Short problem: Write out the full set of records below exactly.

Data excerpts:
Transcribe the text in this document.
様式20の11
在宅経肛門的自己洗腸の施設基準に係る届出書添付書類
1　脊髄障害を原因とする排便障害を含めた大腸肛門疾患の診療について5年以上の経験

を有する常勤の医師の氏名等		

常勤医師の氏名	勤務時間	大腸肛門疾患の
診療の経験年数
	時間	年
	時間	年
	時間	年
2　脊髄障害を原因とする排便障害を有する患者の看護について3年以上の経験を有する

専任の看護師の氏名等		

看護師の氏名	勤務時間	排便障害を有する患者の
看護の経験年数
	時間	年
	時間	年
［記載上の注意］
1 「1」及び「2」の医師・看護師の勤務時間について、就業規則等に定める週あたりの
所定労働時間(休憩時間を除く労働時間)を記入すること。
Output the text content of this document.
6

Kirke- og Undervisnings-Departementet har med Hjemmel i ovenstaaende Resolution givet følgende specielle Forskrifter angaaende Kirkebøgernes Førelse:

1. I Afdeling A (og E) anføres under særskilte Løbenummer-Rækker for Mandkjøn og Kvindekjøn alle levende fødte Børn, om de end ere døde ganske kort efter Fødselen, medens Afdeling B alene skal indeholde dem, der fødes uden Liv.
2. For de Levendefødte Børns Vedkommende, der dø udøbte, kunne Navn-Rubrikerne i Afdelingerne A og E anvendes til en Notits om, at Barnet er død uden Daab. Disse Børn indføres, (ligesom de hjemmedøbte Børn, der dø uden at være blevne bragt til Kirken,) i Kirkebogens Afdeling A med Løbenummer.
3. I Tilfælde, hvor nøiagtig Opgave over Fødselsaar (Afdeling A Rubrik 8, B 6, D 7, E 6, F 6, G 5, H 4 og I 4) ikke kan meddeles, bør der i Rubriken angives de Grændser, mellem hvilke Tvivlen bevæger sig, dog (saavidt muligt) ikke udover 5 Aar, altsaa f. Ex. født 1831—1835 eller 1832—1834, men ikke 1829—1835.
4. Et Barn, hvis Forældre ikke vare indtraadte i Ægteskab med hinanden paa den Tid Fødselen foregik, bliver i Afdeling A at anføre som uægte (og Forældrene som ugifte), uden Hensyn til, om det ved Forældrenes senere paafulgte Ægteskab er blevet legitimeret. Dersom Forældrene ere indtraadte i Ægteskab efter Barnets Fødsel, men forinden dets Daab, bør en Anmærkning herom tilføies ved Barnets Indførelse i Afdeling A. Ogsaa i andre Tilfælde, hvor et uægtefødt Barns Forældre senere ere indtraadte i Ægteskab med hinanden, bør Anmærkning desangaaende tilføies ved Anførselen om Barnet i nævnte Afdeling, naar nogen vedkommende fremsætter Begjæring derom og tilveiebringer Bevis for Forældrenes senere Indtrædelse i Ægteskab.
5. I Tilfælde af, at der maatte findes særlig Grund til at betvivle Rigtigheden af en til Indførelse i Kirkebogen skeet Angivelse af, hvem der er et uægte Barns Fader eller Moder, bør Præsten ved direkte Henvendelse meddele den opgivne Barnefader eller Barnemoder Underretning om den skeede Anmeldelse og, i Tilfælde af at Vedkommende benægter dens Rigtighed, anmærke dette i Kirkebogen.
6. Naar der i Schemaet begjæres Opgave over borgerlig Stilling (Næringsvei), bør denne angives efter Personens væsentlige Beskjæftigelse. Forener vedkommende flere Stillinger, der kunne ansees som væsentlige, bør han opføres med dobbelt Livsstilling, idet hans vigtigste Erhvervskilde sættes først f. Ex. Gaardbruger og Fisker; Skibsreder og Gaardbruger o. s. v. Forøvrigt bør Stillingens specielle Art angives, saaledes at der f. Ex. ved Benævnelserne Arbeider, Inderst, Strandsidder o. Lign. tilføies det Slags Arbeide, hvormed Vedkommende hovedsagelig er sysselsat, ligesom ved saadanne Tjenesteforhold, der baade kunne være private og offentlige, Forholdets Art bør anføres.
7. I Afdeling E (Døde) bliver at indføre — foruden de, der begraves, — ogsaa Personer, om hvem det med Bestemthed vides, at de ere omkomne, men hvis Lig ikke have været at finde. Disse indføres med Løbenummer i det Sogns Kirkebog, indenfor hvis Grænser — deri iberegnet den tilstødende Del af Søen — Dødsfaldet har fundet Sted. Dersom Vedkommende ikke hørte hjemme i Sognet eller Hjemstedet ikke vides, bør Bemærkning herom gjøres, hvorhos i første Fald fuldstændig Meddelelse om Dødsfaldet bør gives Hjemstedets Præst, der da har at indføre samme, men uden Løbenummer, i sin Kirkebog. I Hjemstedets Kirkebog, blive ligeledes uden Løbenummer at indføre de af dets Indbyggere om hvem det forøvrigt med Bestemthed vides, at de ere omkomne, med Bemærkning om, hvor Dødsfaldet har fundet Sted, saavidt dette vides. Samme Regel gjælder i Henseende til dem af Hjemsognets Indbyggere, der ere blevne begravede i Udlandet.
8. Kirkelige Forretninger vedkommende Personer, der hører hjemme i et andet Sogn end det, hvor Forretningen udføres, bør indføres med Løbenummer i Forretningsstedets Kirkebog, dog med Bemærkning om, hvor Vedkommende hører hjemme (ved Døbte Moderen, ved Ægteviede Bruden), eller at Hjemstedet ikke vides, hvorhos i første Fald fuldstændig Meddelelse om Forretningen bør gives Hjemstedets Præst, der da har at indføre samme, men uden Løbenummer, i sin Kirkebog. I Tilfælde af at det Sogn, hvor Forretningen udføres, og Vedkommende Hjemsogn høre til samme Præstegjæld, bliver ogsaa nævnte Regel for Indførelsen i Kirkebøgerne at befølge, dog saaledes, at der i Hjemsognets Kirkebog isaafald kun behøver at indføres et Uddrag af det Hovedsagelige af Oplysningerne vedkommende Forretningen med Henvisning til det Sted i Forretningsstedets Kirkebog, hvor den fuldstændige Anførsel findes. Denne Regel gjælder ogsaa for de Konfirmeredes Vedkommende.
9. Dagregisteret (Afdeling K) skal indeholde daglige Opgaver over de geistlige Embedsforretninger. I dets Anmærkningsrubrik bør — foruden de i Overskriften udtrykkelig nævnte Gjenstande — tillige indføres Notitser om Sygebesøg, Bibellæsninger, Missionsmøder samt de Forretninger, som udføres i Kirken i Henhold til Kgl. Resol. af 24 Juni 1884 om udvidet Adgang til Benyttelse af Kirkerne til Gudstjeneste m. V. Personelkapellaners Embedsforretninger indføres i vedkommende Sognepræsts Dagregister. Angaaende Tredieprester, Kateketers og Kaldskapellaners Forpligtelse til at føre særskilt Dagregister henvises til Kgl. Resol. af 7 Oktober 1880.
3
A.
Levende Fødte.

Expected answer:
Transcribe the text in this document.
様式20の11
在宅経肛門的自己洗腸の施設基準に係る届出書添付書類
1　脊髄障害を原因とする排便障害を含めた大腸肛門疾患の診療について5年以上の経験

を有する常勤の医師の氏名等		

常勤医師の氏名	勤務時間	大腸肛門疾患の
診療の経験年数
	時間	年
	時間	年
	時間	年
2　脊髄障害を原因とする排便障害を有する患者の看護について3年以上の経験を有する

専任の看護師の氏名等		

看護師の氏名	勤務時間	排便障害を有する患者の
看護の経験年数
	時間	年
	時間	年
［記載上の注意］
1 「1」及び「2」の医師・看護師の勤務時間について、就業規則等に定める週あたりの
所定労働時間(休憩時間を除く労働時間)を記入すること。
Output the text content of this document.
6

Kirke- og Undervisnings-Departementet har med Hjemmel i ovenstaaende Resolution givet følgende specielle Forskrifter angaaende Kirkebøgernes Førelse:

1. I Afdeling A (og E) anføres under særskilte Løbenummer-Rækker for Mandkjøn og Kvindekjøn alle levende fødte Børn, om de end ere døde ganske kort efter Fødselen, medens Afdeling B alene skal indeholde dem, der fødes uden Liv.
2. For de Levendefødte Børns Vedkommende, der dø udøbte, kunne Navn-Rubrikerne i Afdelingerne A og E anvendes til en Notits om, at Barnet er død uden Daab. Disse Børn indføres, (ligesom de hjemmedøbte Børn, der dø uden at være blevne bragt til Kirken,) i Kirkebogens Afdeling A med Løbenummer.
3. I Tilfælde, hvor nøiagtig Opgave over Fødselsaar (Afdeling A Rubrik 8, B 6, D 7, E 6, F 6, G 5, H 4 og I 4) ikke kan meddeles, bør der i Rubriken angives de Grændser, mellem hvilke Tvivlen bevæger sig, dog (saavidt muligt) ikke udover 5 Aar, altsaa f. Ex. født 1831—1835 eller 1832—1834, men ikke 1829—1835.
4. Et Barn, hvis Forældre ikke vare indtraadte i Ægteskab med hinanden paa den Tid Fødselen foregik, bliver i Afdeling A at anføre som uægte (og Forældrene som ugifte), uden Hensyn til, om det ved Forældrenes senere paafulgte Ægteskab er blevet legitimeret. Dersom Forældrene ere indtraadte i Ægteskab efter Barnets Fødsel, men forinden dets Daab, bør en Anmærkning herom tilføies ved Barnets Indførelse i Afdeling A. Ogsaa i andre Tilfælde, hvor et uægtefødt Barns Forældre senere ere indtraadte i Ægteskab med hinanden, bør Anmærkning desangaaende tilføies ved Anførselen om Barnet i nævnte Afdeling, naar nogen vedkommende fremsætter Begjæring derom og tilveiebringer Bevis for Forældrenes senere Indtrædelse i Ægteskab.
5. I Tilfælde af, at der maatte findes særlig Grund til at betvivle Rigtigheden af en til Indførelse i Kirkebogen skeet Angivelse af, hvem der er et uægte Barns Fader eller Moder, bør Præsten ved direkte Henvendelse meddele den opgivne Barnefader eller Barnemoder Underretning om den skeede Anmeldelse og, i Tilfælde af at Vedkommende benægter dens Rigtighed, anmærke dette i Kirkebogen.
6. Naar der i Schemaet begjæres Opgave over borgerlig Stilling (Næringsvei), bør denne angives efter Personens væsentlige Beskjæftigelse. Forener vedkommende flere Stillinger, der kunne ansees som væsentlige, bør han opføres med dobbelt Livsstilling, idet hans vigtigste Erhvervskilde sættes først f. Ex. Gaardbruger og Fisker; Skibsreder og Gaardbruger o. s. v. Forøvrigt bør Stillingens specielle Art angives, saaledes at der f. Ex. ved Benævnelserne Arbeider, Inderst, Strandsidder o. Lign. tilføies det Slags Arbeide, hvormed Vedkommende hovedsagelig er sysselsat, ligesom ved saadanne Tjenesteforhold, der baade kunne være private og offentlige, Forholdets Art bør anføres.
7. I Afdeling E (Døde) bliver at indføre — foruden de, der begraves, — ogsaa Personer, om hvem det med Bestemthed vides, at de ere omkomne, men hvis Lig ikke have været at finde. Disse indføres med Løbenummer i det Sogns Kirkebog, indenfor hvis Grænser — deri iberegnet den tilstødende Del af Søen — Dødsfaldet har fundet Sted. Dersom Vedkommende ikke hørte hjemme i Sognet eller Hjemstedet ikke vides, bør Bemærkning herom gjøres, hvorhos i første Fald fuldstændig Meddelelse om Dødsfaldet bør gives Hjemstedets Præst, der da har at indføre samme, men uden Løbenummer, i sin Kirkebog. I Hjemstedets Kirkebog, blive ligeledes uden Løbenummer at indføre de af dets Indbyggere om hvem det forøvrigt med Bestemthed vides, at de ere omkomne, med Bemærkning om, hvor Dødsfaldet har fundet Sted, saavidt dette vides. Samme Regel gjælder i Henseende til dem af Hjemsognets Indbyggere, der ere blevne begravede i Udlandet.
8. Kirkelige Forretninger vedkommende Personer, der hører hjemme i et andet Sogn end det, hvor Forretningen udføres, bør indføres med Løbenummer i Forretningsstedets Kirkebog, dog med Bemærkning om, hvor Vedkommende hører hjemme (ved Døbte Moderen, ved Ægteviede Bruden), eller at Hjemstedet ikke vides, hvorhos i første Fald fuldstændig Meddelelse om Forretningen bør gives Hjemstedets Præst, der da har at indføre samme, men uden Løbenummer, i sin Kirkebog. I Tilfælde af at det Sogn, hvor Forretningen udføres, og Vedkommende Hjemsogn høre til samme Præstegjæld, bliver ogsaa nævnte Regel for Indførelsen i Kirkebøgerne at befølge, dog saaledes, at der i Hjemsognets Kirkebog isaafald kun behøver at indføres et Uddrag af det Hovedsagelige af Oplysningerne vedkommende Forretningen med Henvisning til det Sted i Forretningsstedets Kirkebog, hvor den fuldstændige Anførsel findes. Denne Regel gjælder ogsaa for de Konfirmeredes Vedkommende.
9. Dagregisteret (Afdeling K) skal indeholde daglige Opgaver over de geistlige Embedsforretninger. I dets Anmærkningsrubrik bør — foruden de i Overskriften udtrykkelig nævnte Gjenstande — tillige indføres Notitser om Sygebesøg, Bibellæsninger, Missionsmøder samt de Forretninger, som udføres i Kirken i Henhold til Kgl. Resol. af 24 Juni 1884 om udvidet Adgang til Benyttelse af Kirkerne til Gudstjeneste m. V. Personelkapellaners Embedsforretninger indføres i vedkommende Sognepræsts Dagregister. Angaaende Tredieprester, Kateketers og Kaldskapellaners Forpligtelse til at føre særskilt Dagregister henvises til Kgl. Resol. af 7 Oktober 1880.
3
A.
Levende Fødte.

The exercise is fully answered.